**Goals:**
1. In the Neural Collaborative Filtering notebook, what does NCF use to generalize the matrix factorization problem?
2. Transcribe the passage of the Neural Collaborative Filtering notebook between "<i>Copyright (c) Microsoft" and "with multi-layer perceptron.", inclusive.

**Excerpt:**
■ ■ ■ ■ ■

<i>Copyright (c) Microsoft Corporation. All rights reserved.</i>

<i>Licensed under the MIT License.</i>

# Neural Collaborative Filtering on Movielens dataset.

Neural Collaborative Filtering (NCF) is a well known recommendation algorithm that generalize the matrix factorization problem with multi-layer perceptron. 

This notebook provides an example of how to utilize and evaluate NCF implementation in the `reco_utils`. We use a smaller dataset in this example to run NCF efficiently with GPU acceleration on a [Data Science Virtual Machine](https://azure.microsoft.com/en-gb/services/virtual-machines/data-science-virtual-machines/).

In [11]:
import sys
sys.path.append("../../")
import time
import os
import pandas as pd
import numpy as np
import tensorflow as tf

from reco_utils.recommender.ncf.ncf_singlenode import NCF
from reco_utils.recommender.ncf.dataset import Dataset as NCFDataset
from reco_utils.dataset import movielens
from reco_utils.common.notebook_utils import is_jupyter
from reco_utils.dataset.python_splitters import python_chrono_split
from reco_utils.evaluation.python_evaluation import (rmse, mae, rsquared, exp_var, map_at_k, ndcg_at_k, precision_at_k, 
                                                     recall_at_k, get_top_k_items)

print("System version: {}".format(sys.version))
print("Pandas version: {}".format(pd.__version__))
print("Tensorflow version: {}".format(tf.__version__))

System version: 3.6.0 | packaged by conda-forge | (default, Feb  9 2017, 14:36:55) 
[GCC 4.8.2 20140120 (Red Hat 4.8.2-15)]
Pandas version: 0.23.4
Tensorflow version: 1.5.0


Set the default parameters.

■ ■ ■ ■ ■

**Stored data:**
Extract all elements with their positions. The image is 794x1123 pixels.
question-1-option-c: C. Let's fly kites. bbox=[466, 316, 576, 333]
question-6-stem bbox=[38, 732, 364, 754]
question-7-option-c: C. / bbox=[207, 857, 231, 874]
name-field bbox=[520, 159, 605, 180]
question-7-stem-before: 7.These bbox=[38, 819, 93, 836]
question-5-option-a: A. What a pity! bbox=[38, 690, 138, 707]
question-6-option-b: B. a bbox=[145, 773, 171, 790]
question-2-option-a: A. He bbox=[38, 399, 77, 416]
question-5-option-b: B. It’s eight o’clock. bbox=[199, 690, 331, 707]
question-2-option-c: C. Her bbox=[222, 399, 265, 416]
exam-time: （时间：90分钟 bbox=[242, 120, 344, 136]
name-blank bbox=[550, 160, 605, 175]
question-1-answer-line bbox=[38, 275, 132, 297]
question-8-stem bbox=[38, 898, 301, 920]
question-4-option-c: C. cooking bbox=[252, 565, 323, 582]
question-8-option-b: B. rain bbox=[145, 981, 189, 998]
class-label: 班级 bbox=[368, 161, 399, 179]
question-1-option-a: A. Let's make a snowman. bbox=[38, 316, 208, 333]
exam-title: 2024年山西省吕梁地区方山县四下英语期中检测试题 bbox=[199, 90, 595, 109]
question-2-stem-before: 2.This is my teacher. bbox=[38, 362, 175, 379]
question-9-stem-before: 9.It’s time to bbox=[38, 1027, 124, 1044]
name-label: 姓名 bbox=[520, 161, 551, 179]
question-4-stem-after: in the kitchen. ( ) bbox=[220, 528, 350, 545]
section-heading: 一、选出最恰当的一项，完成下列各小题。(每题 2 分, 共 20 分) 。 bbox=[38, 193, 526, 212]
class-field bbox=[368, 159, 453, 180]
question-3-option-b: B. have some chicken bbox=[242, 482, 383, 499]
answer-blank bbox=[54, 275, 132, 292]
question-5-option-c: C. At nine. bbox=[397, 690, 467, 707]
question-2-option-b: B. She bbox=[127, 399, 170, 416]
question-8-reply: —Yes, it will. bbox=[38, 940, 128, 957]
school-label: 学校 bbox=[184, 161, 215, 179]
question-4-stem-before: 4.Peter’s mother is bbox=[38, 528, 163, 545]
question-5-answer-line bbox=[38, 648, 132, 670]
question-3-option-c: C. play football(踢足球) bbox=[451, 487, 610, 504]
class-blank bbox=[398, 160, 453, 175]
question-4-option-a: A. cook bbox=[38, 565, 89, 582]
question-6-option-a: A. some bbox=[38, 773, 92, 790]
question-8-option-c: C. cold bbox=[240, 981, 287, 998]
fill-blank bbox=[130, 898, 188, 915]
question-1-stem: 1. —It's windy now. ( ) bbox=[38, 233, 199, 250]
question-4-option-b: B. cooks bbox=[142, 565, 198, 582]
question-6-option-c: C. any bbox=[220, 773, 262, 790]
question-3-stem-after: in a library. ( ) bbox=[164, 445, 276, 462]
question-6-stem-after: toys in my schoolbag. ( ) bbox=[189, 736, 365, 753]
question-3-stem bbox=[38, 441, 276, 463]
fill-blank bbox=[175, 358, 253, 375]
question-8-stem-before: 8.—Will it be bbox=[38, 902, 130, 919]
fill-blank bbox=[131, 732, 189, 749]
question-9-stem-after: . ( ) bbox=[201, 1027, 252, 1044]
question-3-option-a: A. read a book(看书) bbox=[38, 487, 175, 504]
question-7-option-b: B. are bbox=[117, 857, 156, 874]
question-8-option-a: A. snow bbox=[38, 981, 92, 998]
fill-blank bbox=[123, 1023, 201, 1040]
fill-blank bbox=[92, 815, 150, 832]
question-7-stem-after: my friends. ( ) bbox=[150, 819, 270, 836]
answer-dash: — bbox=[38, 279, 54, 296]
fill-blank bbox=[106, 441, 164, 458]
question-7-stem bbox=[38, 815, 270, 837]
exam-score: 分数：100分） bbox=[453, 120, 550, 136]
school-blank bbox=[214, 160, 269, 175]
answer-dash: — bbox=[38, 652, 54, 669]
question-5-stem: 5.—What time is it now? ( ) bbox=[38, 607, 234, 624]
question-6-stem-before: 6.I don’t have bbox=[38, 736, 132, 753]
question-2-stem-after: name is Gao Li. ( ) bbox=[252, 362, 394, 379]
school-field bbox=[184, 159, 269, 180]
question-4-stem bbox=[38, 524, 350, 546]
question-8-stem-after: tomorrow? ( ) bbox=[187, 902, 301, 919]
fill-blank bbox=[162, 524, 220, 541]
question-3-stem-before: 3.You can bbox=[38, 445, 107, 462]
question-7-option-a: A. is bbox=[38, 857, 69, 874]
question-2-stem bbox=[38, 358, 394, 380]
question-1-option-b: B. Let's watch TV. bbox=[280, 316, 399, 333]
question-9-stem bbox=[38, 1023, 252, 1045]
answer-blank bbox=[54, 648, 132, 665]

■ ■ ■ ■ ■

**Results:**
1. A multi-layer perceptron.

2.
<i>Copyright (c) Microsoft Corporation. All rights reserved.</i>

<i>Licensed under the MIT License.</i>

# Neural Collaborative Filtering on Movielens dataset.

Neural Collaborative Filtering (NCF) is a well known recommendation algorithm that generalize the matrix factorization problem with multi-layer perceptron.